_Task prompt_
Word for word, transcribe the lines below and drop the pictures.

>> Begin Dataset excerpts

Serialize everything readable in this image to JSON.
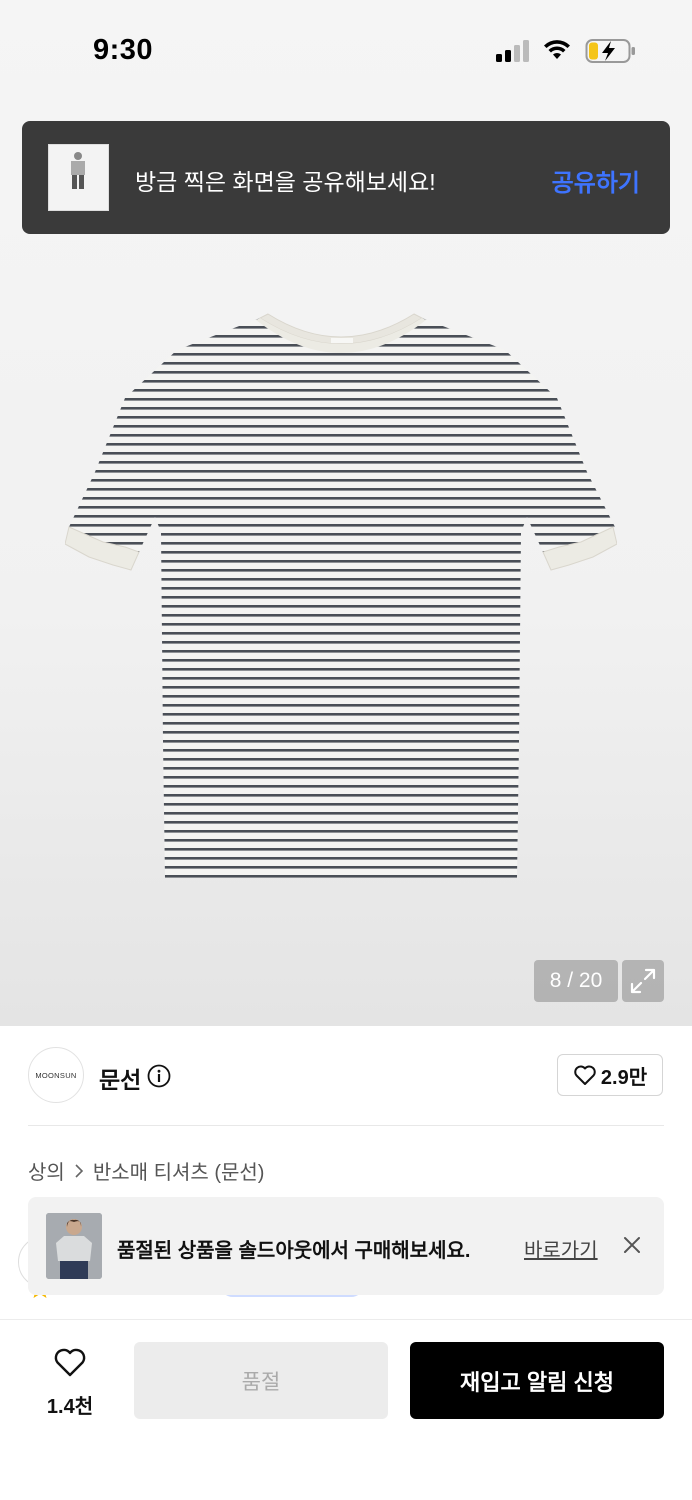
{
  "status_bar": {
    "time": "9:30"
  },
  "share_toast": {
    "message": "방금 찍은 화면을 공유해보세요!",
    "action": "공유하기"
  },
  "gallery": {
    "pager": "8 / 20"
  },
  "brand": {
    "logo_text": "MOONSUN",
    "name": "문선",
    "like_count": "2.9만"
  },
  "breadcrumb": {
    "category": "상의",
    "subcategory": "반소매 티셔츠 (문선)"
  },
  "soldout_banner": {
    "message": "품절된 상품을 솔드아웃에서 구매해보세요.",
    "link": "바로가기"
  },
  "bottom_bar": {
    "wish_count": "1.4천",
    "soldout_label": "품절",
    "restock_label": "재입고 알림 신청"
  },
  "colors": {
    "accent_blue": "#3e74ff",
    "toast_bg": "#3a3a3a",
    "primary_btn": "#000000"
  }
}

>> End Dataset excerpts

_Finished task_
Serialize everything readable in this image to JSON.
{
  "status_bar": {
    "time": "9:30"
  },
  "share_toast": {
    "message": "방금 찍은 화면을 공유해보세요!",
    "action": "공유하기"
  },
  "gallery": {
    "pager": "8 / 20"
  },
  "brand": {
    "logo_text": "MOONSUN",
    "name": "문선",
    "like_count": "2.9만"
  },
  "breadcrumb": {
    "category": "상의",
    "subcategory": "반소매 티셔츠 (문선)"
  },
  "soldout_banner": {
    "message": "품절된 상품을 솔드아웃에서 구매해보세요.",
    "link": "바로가기"
  },
  "bottom_bar": {
    "wish_count": "1.4천",
    "soldout_label": "품절",
    "restock_label": "재입고 알림 신청"
  },
  "colors": {
    "accent_blue": "#3e74ff",
    "toast_bg": "#3a3a3a",
    "primary_btn": "#000000"
  }
}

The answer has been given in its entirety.